- **The task**
Your task is to filter the data below down to the lines holding "Fille".
******************************
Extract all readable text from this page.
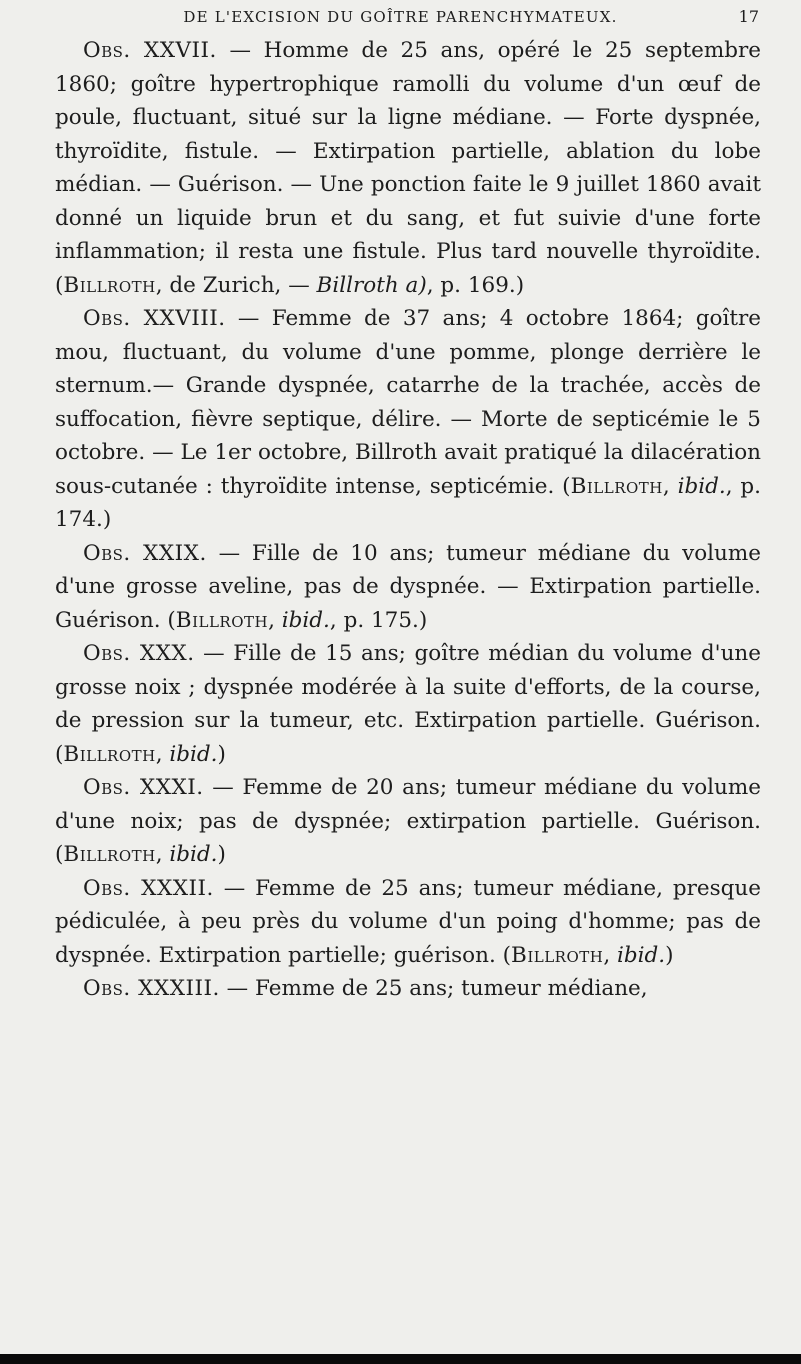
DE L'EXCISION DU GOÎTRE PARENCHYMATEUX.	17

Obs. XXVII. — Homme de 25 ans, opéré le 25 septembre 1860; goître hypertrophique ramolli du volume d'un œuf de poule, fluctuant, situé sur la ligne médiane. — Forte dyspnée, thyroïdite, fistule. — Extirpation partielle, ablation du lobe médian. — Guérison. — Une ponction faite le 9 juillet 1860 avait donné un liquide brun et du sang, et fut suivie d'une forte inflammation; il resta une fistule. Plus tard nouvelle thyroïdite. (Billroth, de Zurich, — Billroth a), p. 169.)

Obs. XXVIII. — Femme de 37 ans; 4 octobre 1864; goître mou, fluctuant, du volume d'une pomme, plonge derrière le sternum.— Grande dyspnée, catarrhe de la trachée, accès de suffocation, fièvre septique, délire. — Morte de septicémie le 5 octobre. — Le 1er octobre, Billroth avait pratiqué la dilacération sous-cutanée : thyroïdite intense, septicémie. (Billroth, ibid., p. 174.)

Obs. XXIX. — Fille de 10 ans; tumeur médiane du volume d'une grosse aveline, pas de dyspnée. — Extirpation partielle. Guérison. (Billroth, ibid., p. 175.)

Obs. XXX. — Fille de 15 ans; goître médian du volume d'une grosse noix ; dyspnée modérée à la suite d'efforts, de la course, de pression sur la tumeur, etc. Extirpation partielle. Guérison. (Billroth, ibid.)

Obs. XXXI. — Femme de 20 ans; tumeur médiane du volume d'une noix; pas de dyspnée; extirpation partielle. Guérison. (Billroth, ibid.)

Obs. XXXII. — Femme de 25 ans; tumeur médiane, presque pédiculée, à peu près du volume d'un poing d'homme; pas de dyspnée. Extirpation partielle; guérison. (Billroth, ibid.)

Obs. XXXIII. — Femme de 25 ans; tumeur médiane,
******************************
- **Answer to the problem**
Obs. XXIX. — Fille de 10 ans; tumeur médiane du volume d'une grosse aveline, pas de dyspnée. — Extirpation partielle. Guérison. (Billroth, ibid., p. 175.)
Obs. XXX. — Fille de 15 ans; goître médian du volume d'une grosse noix ; dyspnée modérée à la suite d'efforts, de la course, de pression sur la tumeur, etc. Extirpation partielle. Guérison. (Billroth, ibid.)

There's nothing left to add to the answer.